→ **What the task requires**
Gather up every line that includes the string "обеспечение".
::: Data provided
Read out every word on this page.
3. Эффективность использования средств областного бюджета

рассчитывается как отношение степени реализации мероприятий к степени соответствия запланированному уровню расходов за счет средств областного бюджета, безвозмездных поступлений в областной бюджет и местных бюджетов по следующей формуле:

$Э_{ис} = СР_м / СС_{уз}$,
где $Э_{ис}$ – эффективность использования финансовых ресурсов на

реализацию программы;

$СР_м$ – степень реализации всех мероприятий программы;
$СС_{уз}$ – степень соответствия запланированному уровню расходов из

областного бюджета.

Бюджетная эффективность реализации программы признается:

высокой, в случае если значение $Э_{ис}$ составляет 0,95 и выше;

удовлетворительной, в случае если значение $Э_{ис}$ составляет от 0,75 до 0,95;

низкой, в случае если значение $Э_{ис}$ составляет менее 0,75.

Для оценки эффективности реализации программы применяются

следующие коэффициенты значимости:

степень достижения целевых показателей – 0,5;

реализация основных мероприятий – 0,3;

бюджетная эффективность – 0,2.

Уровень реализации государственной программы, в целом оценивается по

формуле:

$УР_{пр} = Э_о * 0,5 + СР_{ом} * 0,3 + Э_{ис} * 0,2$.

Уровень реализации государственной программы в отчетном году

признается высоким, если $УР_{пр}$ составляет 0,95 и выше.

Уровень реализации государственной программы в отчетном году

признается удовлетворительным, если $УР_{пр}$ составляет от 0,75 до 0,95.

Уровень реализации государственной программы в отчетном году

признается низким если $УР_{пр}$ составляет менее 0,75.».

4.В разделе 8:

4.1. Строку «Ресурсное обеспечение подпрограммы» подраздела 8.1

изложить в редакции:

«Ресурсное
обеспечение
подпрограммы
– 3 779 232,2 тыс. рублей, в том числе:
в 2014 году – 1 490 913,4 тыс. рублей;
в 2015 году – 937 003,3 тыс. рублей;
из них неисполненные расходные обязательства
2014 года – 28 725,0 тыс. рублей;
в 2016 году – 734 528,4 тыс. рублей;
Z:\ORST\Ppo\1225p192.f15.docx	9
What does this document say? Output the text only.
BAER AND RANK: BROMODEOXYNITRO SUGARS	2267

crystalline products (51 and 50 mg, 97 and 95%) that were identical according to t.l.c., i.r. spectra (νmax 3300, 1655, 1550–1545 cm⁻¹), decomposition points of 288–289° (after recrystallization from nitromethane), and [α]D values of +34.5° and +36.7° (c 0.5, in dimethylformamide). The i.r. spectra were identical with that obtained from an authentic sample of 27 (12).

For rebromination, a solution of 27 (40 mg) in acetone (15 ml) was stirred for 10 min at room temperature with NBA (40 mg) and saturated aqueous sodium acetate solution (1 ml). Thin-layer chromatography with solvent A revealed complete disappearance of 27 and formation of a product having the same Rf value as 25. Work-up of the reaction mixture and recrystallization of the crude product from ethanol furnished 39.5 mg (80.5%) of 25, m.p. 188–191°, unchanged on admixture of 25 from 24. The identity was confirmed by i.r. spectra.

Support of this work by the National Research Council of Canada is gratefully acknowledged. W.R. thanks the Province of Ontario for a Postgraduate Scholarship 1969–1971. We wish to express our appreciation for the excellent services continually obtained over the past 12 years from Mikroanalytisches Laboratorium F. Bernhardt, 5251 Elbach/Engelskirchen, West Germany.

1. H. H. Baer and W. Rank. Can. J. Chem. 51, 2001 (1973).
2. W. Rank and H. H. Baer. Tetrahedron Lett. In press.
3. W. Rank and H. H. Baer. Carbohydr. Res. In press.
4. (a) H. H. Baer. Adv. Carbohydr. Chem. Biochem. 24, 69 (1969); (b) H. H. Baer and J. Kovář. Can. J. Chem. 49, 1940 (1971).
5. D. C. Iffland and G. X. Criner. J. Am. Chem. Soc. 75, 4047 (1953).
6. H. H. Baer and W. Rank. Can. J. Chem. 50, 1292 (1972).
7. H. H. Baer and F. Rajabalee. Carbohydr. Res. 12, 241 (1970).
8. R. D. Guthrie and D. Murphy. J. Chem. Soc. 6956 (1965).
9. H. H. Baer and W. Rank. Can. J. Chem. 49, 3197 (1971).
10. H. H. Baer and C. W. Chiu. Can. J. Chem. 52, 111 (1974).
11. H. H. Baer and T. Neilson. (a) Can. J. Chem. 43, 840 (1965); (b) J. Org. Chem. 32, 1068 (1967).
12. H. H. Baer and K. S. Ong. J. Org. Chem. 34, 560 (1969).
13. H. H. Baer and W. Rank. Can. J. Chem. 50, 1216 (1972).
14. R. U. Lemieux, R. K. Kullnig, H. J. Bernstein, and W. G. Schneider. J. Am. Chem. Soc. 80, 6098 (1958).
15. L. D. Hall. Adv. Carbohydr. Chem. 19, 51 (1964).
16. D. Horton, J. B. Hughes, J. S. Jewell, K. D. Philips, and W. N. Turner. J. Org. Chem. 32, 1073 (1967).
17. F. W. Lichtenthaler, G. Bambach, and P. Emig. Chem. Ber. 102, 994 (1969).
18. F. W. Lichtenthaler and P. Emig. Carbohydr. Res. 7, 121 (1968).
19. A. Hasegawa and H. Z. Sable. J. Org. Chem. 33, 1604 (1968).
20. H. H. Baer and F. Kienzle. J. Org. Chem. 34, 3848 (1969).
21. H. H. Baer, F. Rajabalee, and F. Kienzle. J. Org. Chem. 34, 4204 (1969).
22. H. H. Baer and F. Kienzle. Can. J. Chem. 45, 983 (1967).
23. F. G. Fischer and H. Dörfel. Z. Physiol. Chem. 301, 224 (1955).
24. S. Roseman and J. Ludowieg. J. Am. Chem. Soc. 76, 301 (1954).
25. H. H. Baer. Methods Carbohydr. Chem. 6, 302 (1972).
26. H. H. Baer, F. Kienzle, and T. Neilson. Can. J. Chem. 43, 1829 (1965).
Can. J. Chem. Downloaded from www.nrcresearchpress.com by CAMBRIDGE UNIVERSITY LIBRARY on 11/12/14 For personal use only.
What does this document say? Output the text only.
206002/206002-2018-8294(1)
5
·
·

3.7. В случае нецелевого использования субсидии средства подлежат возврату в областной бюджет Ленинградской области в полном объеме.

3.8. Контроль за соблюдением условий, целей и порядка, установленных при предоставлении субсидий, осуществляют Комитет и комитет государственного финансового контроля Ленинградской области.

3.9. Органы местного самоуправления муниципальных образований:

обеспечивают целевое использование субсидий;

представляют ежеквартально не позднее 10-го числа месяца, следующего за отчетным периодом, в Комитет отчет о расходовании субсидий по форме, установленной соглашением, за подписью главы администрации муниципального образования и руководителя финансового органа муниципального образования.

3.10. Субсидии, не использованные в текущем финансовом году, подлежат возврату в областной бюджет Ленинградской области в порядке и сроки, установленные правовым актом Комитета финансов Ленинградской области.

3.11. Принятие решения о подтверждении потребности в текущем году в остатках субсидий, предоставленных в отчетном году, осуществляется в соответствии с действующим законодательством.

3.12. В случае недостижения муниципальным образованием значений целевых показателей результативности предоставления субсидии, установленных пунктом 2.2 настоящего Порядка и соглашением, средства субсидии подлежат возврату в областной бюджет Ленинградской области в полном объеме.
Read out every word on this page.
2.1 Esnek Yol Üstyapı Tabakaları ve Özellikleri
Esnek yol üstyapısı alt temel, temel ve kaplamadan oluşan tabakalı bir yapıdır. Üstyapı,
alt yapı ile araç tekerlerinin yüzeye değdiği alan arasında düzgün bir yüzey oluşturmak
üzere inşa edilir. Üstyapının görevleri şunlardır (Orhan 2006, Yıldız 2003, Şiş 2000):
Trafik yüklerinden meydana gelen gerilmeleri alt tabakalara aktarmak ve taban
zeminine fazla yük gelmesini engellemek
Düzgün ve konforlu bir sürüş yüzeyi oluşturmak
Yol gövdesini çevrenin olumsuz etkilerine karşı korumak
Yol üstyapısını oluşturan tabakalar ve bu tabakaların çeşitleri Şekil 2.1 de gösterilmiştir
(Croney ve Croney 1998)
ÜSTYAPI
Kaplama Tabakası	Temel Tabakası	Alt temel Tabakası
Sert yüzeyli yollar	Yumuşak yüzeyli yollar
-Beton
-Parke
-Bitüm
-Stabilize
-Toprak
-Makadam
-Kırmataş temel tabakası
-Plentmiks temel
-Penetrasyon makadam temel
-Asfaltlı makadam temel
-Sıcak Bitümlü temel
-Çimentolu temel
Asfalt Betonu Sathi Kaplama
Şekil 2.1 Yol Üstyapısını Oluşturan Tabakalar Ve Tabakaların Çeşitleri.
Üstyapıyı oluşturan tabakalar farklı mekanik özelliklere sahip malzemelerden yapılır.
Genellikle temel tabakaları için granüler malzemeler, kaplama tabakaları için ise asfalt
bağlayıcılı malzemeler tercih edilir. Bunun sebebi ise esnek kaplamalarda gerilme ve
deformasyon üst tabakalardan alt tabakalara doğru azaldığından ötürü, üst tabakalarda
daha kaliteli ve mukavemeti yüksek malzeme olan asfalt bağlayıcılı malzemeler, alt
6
::::::
→ **Reply**
4.1. Строку «Ресурсное обеспечение подпрограммы» подраздела 8.1
обеспечение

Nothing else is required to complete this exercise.